• Exercise brief
Where a line of the material contains the string "value", copy that line.

Dataset listings of figures
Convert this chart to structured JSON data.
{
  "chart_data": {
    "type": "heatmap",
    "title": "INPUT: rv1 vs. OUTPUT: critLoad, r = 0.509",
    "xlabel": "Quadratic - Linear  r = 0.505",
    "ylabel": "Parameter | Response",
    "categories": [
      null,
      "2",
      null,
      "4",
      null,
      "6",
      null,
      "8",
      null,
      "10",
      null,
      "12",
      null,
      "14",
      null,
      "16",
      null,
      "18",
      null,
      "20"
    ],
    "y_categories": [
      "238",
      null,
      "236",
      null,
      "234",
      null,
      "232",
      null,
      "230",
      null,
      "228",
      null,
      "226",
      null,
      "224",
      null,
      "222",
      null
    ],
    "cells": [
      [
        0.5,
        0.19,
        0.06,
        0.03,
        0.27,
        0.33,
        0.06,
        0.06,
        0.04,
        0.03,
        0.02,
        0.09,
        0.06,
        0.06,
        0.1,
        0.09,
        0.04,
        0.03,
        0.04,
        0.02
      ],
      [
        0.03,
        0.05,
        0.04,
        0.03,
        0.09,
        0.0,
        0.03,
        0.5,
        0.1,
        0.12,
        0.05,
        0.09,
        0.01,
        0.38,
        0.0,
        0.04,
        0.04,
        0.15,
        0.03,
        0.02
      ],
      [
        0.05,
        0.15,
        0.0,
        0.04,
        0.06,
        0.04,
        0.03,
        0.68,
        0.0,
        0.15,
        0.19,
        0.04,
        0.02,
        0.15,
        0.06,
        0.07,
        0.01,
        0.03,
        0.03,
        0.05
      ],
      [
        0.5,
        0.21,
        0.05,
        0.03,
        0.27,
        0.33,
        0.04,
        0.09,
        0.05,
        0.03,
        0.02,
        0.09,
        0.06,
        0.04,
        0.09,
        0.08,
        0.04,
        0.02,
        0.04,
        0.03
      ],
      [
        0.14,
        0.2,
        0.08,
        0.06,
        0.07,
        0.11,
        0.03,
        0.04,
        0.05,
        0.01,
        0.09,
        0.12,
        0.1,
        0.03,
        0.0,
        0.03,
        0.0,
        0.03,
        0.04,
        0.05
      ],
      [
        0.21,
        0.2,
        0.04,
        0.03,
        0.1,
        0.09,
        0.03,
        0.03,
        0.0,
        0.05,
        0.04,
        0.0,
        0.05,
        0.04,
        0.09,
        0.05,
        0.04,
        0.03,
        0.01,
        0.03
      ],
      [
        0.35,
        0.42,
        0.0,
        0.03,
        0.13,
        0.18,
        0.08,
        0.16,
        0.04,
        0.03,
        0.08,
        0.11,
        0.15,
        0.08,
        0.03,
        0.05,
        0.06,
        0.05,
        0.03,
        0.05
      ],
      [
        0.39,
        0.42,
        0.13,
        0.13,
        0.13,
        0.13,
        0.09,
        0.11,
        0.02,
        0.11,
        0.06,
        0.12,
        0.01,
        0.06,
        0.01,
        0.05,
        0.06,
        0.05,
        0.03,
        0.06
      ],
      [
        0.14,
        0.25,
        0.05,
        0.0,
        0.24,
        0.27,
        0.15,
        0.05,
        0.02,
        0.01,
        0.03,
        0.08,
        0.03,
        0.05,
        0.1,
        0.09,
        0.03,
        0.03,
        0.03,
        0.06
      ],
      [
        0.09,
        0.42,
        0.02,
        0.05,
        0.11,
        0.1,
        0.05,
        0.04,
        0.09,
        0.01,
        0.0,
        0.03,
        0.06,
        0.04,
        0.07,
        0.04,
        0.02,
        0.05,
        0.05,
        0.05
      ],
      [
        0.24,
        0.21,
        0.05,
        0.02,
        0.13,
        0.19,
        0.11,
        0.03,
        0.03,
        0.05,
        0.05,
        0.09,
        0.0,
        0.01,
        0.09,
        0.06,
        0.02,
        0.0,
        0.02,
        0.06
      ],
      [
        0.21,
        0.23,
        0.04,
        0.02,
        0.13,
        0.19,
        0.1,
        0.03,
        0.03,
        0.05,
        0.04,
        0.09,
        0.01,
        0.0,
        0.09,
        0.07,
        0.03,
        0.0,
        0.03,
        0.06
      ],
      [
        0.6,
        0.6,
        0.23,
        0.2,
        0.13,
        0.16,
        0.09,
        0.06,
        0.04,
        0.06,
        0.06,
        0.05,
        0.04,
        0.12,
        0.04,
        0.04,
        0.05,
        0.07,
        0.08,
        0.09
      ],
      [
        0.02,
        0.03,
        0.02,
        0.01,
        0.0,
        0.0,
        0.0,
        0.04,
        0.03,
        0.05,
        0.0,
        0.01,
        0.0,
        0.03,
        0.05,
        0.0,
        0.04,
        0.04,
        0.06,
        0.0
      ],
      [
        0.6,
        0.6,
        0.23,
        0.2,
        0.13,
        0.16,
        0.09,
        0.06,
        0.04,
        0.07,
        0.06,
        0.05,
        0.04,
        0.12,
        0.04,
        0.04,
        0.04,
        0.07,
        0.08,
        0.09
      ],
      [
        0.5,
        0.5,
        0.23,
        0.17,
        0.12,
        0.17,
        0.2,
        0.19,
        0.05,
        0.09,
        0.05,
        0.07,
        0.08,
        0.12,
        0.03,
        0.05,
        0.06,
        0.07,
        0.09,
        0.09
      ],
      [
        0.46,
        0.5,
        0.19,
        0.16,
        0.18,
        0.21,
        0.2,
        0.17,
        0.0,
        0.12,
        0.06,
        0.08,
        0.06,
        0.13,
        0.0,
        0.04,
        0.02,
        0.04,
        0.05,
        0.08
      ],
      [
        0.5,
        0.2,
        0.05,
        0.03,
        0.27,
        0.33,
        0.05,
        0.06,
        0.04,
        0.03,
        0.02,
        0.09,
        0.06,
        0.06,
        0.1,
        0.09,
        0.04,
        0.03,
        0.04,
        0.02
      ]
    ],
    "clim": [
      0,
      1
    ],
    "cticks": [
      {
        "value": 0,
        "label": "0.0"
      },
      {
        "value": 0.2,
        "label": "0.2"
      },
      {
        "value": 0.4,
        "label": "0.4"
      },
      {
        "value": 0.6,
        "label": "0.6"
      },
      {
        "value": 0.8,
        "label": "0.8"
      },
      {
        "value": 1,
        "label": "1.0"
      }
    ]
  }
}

• Result
        "value": 0,
        "value": 0.2,
        "value": 0.4,
        "value": 0.6,
        "value": 0.8,
        "value": 1,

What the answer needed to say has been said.